# Available records start
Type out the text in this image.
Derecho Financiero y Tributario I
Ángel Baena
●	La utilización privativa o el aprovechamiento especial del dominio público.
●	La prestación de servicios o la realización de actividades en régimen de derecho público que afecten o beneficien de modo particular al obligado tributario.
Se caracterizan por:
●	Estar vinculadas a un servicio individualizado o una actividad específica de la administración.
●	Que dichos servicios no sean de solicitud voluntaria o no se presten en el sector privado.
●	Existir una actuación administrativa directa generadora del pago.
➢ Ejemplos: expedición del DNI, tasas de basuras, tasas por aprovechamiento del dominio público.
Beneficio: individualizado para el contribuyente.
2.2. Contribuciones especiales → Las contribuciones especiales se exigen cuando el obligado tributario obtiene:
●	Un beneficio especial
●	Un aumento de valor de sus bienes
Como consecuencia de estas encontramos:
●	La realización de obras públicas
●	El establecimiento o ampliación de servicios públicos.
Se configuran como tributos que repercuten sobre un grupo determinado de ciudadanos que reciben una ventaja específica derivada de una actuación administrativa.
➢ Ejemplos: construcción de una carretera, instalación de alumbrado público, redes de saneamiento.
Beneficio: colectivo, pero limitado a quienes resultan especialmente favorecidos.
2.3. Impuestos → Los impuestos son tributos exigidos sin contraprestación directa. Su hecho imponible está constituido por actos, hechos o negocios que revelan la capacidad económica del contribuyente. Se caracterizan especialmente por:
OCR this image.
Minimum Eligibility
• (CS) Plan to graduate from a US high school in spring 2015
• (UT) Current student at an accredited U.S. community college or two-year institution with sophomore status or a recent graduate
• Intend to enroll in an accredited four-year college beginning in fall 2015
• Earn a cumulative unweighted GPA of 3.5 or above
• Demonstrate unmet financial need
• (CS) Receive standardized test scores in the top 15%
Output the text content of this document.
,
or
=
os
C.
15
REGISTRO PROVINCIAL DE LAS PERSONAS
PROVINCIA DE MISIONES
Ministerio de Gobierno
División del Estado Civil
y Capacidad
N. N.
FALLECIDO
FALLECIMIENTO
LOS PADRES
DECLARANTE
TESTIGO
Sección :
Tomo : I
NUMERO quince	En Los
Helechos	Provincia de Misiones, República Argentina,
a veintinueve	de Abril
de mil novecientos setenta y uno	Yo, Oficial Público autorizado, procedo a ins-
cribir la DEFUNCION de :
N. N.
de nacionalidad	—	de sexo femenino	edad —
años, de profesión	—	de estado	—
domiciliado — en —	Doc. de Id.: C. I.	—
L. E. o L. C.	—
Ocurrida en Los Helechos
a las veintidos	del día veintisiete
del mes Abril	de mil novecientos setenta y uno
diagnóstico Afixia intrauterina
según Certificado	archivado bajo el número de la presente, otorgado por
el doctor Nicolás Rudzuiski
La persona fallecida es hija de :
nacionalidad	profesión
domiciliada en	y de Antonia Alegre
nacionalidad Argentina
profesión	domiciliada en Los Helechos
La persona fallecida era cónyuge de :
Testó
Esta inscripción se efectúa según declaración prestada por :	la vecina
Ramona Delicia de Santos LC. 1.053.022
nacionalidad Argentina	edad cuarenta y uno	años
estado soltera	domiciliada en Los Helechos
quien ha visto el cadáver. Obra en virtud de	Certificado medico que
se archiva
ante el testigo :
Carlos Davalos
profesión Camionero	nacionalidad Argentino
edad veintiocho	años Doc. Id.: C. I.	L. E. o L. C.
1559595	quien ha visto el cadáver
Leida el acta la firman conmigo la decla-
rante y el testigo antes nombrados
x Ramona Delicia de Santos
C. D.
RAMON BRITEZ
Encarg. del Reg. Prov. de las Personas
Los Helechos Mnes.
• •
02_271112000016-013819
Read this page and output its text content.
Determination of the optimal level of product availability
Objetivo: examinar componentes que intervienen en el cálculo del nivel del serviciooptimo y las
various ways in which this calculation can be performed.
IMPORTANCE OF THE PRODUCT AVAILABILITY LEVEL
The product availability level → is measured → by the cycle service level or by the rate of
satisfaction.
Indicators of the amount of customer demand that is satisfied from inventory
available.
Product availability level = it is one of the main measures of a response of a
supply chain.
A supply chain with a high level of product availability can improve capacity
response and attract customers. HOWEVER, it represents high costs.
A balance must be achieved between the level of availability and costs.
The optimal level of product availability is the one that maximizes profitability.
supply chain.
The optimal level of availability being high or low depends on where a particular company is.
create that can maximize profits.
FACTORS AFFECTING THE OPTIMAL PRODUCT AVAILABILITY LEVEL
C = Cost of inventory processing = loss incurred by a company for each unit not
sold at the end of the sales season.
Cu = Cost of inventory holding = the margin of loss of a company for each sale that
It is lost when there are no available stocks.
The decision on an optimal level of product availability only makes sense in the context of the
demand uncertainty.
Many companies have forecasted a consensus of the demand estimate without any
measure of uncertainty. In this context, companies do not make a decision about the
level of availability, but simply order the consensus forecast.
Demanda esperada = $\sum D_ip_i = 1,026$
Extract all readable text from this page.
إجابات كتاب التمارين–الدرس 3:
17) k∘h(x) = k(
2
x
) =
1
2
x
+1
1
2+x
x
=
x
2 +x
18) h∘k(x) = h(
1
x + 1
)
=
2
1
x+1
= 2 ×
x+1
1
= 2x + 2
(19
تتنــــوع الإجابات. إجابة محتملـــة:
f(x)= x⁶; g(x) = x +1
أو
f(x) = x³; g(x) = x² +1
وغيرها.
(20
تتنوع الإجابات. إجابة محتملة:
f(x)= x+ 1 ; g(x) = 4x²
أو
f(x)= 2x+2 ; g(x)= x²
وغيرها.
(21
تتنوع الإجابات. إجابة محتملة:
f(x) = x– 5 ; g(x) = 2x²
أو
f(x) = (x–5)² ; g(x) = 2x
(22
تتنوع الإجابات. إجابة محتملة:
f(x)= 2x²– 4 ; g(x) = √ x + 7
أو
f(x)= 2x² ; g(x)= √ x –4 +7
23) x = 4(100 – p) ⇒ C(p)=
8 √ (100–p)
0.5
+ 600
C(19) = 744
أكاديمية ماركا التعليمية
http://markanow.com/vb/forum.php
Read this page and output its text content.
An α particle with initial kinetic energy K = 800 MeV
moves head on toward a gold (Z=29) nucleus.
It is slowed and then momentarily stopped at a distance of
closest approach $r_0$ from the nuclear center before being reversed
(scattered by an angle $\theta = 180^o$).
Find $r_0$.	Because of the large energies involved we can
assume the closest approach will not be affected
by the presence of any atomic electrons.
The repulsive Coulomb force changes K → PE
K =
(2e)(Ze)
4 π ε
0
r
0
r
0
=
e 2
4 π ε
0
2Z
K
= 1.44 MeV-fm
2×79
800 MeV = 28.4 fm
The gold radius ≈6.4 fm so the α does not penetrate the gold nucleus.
# Available records end
■ **Short exercise**: Write down the number of lines where the word "high" appears, and nothing further.

■ **Written response**: 4